>> START Dataset extract

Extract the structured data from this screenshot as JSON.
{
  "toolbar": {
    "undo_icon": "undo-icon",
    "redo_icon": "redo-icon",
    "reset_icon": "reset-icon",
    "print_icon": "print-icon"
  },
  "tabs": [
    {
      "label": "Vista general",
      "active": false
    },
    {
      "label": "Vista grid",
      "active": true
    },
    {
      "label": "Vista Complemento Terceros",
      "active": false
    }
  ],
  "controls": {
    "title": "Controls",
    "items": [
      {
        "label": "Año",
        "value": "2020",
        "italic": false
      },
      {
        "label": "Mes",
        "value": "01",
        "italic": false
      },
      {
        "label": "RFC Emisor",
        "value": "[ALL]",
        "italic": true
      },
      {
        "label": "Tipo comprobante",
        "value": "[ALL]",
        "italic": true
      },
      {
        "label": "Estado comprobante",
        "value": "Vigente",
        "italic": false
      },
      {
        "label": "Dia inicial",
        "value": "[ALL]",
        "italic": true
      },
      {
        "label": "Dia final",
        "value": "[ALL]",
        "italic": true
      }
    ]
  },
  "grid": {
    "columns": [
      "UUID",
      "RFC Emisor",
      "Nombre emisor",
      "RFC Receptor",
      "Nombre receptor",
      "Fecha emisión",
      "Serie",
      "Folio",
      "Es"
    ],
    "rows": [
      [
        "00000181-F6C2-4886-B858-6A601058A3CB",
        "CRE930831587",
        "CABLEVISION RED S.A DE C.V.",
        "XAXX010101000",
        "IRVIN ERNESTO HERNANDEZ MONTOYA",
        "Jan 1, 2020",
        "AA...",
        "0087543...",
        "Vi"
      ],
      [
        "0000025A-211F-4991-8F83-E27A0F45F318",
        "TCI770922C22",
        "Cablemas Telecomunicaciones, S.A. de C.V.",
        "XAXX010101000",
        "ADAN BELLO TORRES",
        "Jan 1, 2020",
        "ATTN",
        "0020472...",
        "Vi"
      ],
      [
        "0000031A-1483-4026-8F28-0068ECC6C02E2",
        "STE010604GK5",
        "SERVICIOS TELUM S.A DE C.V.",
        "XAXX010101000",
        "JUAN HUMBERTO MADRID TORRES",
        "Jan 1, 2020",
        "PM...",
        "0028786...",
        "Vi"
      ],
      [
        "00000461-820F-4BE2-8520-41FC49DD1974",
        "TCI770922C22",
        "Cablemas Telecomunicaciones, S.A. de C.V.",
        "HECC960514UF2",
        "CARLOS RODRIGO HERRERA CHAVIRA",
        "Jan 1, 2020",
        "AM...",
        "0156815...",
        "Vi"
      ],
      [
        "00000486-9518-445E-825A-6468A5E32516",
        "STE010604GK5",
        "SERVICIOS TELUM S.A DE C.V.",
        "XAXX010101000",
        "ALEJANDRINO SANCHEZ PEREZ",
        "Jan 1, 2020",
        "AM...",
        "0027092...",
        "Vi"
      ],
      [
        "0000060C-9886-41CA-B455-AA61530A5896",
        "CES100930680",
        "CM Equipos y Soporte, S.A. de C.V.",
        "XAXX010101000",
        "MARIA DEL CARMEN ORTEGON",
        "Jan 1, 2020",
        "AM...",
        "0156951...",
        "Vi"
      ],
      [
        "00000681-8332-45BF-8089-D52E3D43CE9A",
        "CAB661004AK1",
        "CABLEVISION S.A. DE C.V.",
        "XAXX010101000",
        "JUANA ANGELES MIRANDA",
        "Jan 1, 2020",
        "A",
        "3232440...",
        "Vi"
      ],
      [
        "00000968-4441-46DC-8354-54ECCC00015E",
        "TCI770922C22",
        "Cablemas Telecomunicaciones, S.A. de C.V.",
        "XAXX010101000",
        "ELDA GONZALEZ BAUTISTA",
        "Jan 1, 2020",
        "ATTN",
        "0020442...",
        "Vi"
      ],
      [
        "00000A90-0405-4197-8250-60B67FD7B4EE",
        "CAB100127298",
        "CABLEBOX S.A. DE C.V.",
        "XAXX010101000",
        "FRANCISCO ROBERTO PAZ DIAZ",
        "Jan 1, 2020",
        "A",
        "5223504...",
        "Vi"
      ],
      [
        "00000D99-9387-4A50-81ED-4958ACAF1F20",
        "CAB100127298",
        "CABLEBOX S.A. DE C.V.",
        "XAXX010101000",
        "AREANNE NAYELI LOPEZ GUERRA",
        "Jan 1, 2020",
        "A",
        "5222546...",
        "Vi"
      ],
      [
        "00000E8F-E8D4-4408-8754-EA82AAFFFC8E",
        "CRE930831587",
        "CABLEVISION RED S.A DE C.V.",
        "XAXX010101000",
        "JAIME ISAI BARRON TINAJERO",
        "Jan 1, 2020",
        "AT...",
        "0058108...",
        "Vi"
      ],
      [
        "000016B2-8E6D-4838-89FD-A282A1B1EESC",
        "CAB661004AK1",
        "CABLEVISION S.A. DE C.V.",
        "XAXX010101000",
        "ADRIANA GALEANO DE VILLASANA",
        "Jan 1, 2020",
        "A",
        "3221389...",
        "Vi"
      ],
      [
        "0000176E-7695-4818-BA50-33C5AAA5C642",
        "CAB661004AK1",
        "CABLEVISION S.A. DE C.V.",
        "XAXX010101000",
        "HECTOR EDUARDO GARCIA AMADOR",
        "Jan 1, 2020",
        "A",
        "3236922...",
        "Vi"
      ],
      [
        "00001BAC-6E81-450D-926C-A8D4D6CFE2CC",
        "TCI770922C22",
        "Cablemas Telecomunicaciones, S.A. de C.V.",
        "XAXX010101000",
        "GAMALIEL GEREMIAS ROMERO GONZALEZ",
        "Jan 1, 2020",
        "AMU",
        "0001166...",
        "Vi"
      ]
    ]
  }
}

>> END Dataset extract

§ Given exercise: Report each line in the data that holds the word "comprobante".

§ Exercise output:
        "label": "Tipo comprobante",
        "label": "Estado comprobante",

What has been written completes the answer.